Rewrite the material below, putting "feature-separator-line" in place of each "feature-divider-rule" and leaving every other character unchanged.
Start of Task data
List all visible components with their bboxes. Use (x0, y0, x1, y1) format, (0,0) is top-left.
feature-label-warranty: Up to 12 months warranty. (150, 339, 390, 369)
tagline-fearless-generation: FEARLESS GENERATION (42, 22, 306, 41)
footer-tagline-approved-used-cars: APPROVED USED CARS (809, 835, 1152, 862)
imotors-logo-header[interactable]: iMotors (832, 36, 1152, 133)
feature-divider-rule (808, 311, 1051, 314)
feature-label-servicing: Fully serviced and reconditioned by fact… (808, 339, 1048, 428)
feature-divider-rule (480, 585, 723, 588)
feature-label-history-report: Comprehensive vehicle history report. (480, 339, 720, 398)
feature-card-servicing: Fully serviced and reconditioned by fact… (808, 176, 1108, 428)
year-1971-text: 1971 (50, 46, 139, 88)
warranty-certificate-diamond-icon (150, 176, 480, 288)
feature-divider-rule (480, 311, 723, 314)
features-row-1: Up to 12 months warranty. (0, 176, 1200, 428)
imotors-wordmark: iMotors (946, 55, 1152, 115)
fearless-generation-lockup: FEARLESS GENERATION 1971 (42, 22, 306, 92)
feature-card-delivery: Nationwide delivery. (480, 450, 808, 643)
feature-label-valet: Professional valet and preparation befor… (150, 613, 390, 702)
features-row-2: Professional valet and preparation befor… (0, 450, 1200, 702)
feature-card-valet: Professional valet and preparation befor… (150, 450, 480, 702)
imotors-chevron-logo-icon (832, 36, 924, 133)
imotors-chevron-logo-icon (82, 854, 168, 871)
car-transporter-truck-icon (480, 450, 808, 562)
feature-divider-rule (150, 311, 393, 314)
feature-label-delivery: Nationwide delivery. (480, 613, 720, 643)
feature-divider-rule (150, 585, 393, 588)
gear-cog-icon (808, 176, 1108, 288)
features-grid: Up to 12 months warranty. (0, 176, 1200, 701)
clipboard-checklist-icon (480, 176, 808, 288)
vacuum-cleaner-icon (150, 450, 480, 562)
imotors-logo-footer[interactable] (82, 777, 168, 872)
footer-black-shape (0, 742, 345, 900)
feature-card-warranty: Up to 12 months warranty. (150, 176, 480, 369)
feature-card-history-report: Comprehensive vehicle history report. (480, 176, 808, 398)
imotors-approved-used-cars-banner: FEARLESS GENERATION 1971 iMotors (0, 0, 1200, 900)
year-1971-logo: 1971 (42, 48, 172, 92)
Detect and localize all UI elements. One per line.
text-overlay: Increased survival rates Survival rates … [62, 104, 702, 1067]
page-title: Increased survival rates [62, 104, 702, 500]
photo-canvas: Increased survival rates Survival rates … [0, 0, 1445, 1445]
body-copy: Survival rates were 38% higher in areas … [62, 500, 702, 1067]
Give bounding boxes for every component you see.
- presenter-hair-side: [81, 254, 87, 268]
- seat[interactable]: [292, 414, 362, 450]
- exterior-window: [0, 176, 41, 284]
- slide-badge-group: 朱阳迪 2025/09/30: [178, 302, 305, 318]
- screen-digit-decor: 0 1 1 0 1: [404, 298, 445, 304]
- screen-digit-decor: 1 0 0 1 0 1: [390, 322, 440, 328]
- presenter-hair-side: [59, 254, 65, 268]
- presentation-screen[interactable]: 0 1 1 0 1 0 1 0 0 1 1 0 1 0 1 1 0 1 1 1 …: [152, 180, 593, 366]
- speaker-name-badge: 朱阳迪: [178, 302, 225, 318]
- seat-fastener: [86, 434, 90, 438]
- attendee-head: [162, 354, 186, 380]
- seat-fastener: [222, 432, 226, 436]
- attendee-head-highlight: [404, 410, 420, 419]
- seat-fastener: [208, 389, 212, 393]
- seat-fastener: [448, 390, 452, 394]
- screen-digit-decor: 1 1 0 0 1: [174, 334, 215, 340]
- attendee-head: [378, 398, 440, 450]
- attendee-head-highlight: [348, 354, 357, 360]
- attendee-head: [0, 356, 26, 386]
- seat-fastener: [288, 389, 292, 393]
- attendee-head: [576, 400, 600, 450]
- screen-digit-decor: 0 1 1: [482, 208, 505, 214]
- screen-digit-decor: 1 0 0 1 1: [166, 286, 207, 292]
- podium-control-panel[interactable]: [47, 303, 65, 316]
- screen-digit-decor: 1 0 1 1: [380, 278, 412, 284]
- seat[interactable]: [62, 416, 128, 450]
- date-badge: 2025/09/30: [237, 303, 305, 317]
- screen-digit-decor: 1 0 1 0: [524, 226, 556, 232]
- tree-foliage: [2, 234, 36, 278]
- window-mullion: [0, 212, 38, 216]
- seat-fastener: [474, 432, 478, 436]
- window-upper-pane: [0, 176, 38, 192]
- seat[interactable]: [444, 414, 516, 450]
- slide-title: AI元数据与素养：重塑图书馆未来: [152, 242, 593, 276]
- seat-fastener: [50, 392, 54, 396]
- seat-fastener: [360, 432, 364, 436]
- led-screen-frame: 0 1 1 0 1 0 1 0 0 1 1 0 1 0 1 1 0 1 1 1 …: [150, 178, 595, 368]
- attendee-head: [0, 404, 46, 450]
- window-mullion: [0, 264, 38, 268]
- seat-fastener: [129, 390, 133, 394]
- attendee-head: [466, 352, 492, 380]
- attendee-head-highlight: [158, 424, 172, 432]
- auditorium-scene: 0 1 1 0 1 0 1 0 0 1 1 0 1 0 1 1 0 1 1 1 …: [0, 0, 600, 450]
End of Task data
Solved exercise -
List all visible components with their bboxes. Use (x0, y0, x1, y1) format, (0,0) is top-left.
feature-label-warranty: Up to 12 months warranty. (150, 339, 390, 369)
tagline-fearless-generation: FEARLESS GENERATION (42, 22, 306, 41)
footer-tagline-approved-used-cars: APPROVED USED CARS (809, 835, 1152, 862)
imotors-logo-header[interactable]: iMotors (832, 36, 1152, 133)
feature-separator-line (808, 311, 1051, 314)
feature-label-servicing: Fully serviced and reconditioned by fact… (808, 339, 1048, 428)
feature-separator-line (480, 585, 723, 588)
feature-label-history-report: Comprehensive vehicle history report. (480, 339, 720, 398)
feature-card-servicing: Fully serviced and reconditioned by fact… (808, 176, 1108, 428)
year-1971-text: 1971 (50, 46, 139, 88)
warranty-certificate-diamond-icon (150, 176, 480, 288)
feature-separator-line (480, 311, 723, 314)
features-row-1: Up to 12 months warranty. (0, 176, 1200, 428)
imotors-wordmark: iMotors (946, 55, 1152, 115)
fearless-generation-lockup: FEARLESS GENERATION 1971 (42, 22, 306, 92)
feature-card-delivery: Nationwide delivery. (480, 450, 808, 643)
feature-label-valet: Professional valet and preparation befor… (150, 613, 390, 702)
features-row-2: Professional valet and preparation befor… (0, 450, 1200, 702)
feature-card-valet: Professional valet and preparation befor… (150, 450, 480, 702)
imotors-chevron-logo-icon (832, 36, 924, 133)
imotors-chevron-logo-icon (82, 854, 168, 871)
car-transporter-truck-icon (480, 450, 808, 562)
feature-separator-line (150, 311, 393, 314)
feature-label-delivery: Nationwide delivery. (480, 613, 720, 643)
feature-separator-line (150, 585, 393, 588)
gear-cog-icon (808, 176, 1108, 288)
features-grid: Up to 12 months warranty. (0, 176, 1200, 701)
clipboard-checklist-icon (480, 176, 808, 288)
vacuum-cleaner-icon (150, 450, 480, 562)
imotors-logo-footer[interactable] (82, 777, 168, 872)
footer-black-shape (0, 742, 345, 900)
feature-card-warranty: Up to 12 months warranty. (150, 176, 480, 369)
feature-card-history-report: Comprehensive vehicle history report. (480, 176, 808, 398)
imotors-approved-used-cars-banner: FEARLESS GENERATION 1971 iMotors (0, 0, 1200, 900)
year-1971-logo: 1971 (42, 48, 172, 92)
Detect and localize all UI elements. One per line.
text-overlay: Increased survival rates Survival rates … [62, 104, 702, 1067]
page-title: Increased survival rates [62, 104, 702, 500]
photo-canvas: Increased survival rates Survival rates … [0, 0, 1445, 1445]
body-copy: Survival rates were 38% higher in areas … [62, 500, 702, 1067]
Give bounding boxes for every component you see.
- presenter-hair-side: [81, 254, 87, 268]
- seat[interactable]: [292, 414, 362, 450]
- exterior-window: [0, 176, 41, 284]
- slide-badge-group: 朱阳迪 2025/09/30: [178, 302, 305, 318]
- screen-digit-decor: 0 1 1 0 1: [404, 298, 445, 304]
- screen-digit-decor: 1 0 0 1 0 1: [390, 322, 440, 328]
- presenter-hair-side: [59, 254, 65, 268]
- presentation-screen[interactable]: 0 1 1 0 1 0 1 0 0 1 1 0 1 0 1 1 0 1 1 1 …: [152, 180, 593, 366]
- speaker-name-badge: 朱阳迪: [178, 302, 225, 318]
- seat-fastener: [86, 434, 90, 438]
- attendee-head: [162, 354, 186, 380]
- seat-fastener: [222, 432, 226, 436]
- attendee-head-highlight: [404, 410, 420, 419]
- seat-fastener: [208, 389, 212, 393]
- seat-fastener: [448, 390, 452, 394]
- screen-digit-decor: 1 1 0 0 1: [174, 334, 215, 340]
- attendee-head: [378, 398, 440, 450]
- attendee-head-highlight: [348, 354, 357, 360]
- attendee-head: [0, 356, 26, 386]
- seat-fastener: [288, 389, 292, 393]
- attendee-head: [576, 400, 600, 450]
- screen-digit-decor: 0 1 1: [482, 208, 505, 214]
- screen-digit-decor: 1 0 0 1 1: [166, 286, 207, 292]
- podium-control-panel[interactable]: [47, 303, 65, 316]
- screen-digit-decor: 1 0 1 1: [380, 278, 412, 284]
- seat[interactable]: [62, 416, 128, 450]
- date-badge: 2025/09/30: [237, 303, 305, 317]
- screen-digit-decor: 1 0 1 0: [524, 226, 556, 232]
- tree-foliage: [2, 234, 36, 278]
- window-mullion: [0, 212, 38, 216]
- seat-fastener: [474, 432, 478, 436]
- window-upper-pane: [0, 176, 38, 192]
- seat[interactable]: [444, 414, 516, 450]
- slide-title: AI元数据与素养：重塑图书馆未来: [152, 242, 593, 276]
- seat-fastener: [50, 392, 54, 396]
- seat-fastener: [360, 432, 364, 436]
- led-screen-frame: 0 1 1 0 1 0 1 0 0 1 1 0 1 0 1 1 0 1 1 1 …: [150, 178, 595, 368]
- attendee-head: [0, 404, 46, 450]
- window-mullion: [0, 264, 38, 268]
- seat-fastener: [129, 390, 133, 394]
- attendee-head: [466, 352, 492, 380]
- attendee-head-highlight: [158, 424, 172, 432]
- auditorium-scene: 0 1 1 0 1 0 1 0 0 1 1 0 1 0 1 1 0 1 1 1 …: [0, 0, 600, 450]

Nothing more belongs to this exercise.